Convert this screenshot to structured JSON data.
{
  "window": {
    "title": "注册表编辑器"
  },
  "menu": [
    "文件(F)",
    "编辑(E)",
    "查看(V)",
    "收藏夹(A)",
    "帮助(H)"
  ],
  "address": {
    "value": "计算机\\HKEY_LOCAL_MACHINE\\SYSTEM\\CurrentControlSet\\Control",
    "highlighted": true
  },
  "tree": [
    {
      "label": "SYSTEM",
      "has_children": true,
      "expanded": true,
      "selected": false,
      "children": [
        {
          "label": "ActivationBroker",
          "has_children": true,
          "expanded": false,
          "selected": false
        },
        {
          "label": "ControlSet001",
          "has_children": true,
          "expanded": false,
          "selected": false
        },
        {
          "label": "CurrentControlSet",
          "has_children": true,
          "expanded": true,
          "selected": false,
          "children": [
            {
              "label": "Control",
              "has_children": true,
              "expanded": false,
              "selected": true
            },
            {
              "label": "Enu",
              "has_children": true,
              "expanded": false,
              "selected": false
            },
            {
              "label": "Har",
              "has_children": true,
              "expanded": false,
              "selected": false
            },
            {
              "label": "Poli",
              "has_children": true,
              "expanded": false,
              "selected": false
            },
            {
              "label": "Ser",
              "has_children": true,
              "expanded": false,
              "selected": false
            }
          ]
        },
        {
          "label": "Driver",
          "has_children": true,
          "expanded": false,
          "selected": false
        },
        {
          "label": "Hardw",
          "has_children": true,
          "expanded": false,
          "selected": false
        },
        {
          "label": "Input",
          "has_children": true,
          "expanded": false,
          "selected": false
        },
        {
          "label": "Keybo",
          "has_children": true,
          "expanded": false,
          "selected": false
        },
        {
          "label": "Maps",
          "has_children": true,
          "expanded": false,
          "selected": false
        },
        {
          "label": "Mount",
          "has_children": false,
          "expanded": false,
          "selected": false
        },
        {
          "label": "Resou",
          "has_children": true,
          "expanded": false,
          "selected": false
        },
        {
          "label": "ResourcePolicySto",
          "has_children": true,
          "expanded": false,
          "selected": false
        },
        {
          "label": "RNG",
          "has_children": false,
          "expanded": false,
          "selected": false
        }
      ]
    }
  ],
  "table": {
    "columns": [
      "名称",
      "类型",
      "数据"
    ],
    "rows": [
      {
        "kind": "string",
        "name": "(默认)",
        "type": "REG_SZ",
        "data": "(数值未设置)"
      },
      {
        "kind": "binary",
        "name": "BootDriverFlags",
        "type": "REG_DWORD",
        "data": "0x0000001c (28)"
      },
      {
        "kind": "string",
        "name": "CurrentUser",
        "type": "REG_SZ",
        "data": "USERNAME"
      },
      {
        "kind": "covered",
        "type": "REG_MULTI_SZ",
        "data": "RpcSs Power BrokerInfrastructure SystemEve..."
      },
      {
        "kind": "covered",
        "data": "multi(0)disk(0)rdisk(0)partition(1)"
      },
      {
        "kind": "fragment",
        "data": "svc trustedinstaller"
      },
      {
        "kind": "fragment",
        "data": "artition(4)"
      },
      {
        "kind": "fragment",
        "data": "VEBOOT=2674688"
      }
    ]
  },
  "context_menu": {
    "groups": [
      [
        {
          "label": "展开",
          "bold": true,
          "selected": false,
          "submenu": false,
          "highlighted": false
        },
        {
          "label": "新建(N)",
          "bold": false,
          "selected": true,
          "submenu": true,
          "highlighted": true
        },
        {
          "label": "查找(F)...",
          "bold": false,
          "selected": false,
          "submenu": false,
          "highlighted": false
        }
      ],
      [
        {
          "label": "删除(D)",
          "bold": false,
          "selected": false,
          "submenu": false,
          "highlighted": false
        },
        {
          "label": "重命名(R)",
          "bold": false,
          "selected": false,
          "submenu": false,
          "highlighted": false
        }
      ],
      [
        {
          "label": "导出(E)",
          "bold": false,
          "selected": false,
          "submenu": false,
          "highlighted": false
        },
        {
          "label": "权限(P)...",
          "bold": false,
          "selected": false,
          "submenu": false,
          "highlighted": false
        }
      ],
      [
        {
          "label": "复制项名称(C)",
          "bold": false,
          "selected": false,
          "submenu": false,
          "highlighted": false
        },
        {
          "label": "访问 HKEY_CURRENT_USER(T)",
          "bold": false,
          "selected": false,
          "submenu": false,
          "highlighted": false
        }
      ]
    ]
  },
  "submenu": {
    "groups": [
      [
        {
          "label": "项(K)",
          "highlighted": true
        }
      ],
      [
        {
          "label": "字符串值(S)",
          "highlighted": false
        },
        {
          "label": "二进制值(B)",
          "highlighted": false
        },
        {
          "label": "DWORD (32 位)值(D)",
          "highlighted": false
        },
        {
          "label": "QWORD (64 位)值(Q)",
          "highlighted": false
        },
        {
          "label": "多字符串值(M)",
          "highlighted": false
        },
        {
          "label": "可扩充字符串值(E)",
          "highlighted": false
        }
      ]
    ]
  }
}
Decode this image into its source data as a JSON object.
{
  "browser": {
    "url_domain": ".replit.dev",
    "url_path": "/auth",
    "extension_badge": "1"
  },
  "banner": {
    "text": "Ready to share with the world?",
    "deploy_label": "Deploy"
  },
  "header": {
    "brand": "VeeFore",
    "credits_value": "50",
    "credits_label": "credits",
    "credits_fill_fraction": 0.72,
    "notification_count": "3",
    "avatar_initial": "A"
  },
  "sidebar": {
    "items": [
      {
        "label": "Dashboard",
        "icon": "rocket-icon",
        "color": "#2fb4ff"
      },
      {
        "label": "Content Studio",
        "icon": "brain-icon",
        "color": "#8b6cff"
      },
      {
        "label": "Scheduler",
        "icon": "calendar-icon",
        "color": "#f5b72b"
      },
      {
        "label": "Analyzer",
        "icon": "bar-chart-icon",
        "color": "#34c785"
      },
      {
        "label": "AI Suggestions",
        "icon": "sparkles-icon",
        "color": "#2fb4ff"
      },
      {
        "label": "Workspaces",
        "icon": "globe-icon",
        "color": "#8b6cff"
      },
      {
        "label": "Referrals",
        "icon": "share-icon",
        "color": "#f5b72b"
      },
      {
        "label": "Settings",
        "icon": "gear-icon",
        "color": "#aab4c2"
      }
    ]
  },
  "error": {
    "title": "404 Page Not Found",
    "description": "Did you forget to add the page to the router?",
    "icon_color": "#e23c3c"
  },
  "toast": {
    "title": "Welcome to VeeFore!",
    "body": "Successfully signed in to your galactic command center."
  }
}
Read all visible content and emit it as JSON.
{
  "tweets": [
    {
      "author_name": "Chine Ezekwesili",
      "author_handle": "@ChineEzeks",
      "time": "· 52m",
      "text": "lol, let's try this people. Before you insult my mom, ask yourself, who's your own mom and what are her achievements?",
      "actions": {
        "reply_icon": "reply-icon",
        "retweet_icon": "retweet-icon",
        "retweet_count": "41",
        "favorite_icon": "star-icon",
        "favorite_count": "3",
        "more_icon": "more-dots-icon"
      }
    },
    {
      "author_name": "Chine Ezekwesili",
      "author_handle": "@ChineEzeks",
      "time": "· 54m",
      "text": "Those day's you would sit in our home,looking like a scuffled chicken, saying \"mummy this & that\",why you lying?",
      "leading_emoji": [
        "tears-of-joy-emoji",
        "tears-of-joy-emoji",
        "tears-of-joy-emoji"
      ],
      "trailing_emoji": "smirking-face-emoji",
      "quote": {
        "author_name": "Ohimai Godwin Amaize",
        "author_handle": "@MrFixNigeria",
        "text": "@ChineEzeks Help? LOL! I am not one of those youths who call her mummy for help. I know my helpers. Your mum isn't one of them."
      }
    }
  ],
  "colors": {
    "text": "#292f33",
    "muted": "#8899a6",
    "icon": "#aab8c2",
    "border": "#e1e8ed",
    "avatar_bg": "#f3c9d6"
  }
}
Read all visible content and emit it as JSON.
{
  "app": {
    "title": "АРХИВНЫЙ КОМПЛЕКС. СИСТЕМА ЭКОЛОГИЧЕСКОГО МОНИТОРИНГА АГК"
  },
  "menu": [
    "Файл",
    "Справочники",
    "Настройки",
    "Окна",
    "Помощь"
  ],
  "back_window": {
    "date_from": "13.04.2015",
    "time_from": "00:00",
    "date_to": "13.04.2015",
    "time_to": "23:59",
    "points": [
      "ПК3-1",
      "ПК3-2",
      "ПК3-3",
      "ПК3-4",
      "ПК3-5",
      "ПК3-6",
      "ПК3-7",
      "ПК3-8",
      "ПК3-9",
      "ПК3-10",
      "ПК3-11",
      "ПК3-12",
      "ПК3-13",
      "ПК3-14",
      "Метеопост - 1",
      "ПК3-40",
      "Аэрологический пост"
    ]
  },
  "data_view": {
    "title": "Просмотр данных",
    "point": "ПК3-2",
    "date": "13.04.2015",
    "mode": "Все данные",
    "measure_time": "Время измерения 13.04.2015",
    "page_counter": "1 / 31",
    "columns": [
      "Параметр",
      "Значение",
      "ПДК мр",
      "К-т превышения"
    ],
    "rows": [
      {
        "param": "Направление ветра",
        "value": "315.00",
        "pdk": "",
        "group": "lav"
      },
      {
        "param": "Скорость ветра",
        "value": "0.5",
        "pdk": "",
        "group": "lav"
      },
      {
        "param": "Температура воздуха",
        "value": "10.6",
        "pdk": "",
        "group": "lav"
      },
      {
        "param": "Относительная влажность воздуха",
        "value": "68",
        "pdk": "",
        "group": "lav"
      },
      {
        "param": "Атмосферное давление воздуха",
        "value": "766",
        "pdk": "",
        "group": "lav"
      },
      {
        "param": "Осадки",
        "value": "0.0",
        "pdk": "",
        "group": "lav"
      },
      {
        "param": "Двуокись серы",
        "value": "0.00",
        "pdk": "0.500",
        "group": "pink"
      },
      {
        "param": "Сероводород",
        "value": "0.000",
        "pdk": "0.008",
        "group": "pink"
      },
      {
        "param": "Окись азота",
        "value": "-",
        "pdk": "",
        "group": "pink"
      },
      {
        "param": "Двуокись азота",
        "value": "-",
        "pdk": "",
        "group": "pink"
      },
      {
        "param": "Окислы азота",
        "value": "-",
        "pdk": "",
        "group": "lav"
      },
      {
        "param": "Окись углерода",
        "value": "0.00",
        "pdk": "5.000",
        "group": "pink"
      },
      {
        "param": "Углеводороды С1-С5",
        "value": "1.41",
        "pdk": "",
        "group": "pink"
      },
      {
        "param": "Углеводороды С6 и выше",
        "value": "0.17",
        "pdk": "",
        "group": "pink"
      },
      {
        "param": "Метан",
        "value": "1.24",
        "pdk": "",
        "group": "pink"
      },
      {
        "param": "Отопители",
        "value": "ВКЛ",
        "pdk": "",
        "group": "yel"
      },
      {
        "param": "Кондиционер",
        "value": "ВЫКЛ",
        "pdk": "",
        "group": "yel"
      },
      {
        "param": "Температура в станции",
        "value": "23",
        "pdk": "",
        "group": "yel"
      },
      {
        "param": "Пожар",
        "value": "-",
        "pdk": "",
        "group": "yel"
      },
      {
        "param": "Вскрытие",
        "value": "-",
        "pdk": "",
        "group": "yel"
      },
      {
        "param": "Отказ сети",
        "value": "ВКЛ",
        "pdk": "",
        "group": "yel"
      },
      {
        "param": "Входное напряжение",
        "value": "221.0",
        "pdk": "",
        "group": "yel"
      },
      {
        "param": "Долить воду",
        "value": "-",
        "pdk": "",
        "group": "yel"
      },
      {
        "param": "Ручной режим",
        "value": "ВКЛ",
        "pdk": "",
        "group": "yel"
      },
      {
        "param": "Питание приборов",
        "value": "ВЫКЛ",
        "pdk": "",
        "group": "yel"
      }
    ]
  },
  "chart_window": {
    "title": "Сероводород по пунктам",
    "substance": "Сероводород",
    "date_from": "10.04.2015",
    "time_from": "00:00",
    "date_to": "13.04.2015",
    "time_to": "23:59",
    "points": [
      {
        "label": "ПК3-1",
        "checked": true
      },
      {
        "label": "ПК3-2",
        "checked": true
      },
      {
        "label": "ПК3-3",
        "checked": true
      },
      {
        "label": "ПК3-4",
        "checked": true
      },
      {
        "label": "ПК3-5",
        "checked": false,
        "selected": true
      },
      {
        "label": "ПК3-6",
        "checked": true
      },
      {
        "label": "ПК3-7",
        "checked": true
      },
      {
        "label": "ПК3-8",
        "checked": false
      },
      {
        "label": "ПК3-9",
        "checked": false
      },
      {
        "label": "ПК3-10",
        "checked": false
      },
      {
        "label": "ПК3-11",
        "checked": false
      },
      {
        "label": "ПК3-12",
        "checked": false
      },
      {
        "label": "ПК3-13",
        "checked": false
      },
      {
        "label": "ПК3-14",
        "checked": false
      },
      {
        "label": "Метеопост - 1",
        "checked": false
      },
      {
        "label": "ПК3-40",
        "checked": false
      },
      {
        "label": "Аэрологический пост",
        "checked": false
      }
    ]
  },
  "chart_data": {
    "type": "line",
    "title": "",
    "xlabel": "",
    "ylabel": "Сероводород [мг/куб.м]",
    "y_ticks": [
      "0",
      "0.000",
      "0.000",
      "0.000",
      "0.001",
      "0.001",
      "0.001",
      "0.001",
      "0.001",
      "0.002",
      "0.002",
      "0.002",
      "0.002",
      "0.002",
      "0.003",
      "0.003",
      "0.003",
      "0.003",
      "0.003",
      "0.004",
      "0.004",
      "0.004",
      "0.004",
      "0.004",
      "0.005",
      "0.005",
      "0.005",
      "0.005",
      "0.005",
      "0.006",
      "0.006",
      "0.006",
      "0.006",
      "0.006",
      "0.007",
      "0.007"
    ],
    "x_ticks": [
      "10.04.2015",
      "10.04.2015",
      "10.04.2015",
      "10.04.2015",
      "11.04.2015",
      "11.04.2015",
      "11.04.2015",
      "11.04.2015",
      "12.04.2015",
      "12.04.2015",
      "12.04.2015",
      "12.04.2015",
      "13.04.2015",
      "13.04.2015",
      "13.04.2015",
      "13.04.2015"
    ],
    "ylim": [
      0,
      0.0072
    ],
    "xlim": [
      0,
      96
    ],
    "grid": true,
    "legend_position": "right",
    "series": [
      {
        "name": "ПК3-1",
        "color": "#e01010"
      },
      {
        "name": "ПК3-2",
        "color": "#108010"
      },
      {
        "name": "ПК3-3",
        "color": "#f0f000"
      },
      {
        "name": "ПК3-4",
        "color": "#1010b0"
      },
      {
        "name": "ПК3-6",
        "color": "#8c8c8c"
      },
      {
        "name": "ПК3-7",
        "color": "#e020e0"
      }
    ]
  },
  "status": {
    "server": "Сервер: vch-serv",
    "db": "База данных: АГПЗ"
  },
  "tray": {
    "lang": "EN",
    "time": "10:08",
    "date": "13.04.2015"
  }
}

→ Job
Give the count of lines in the records that contain "this", and no other text.

→ Reply to the task
4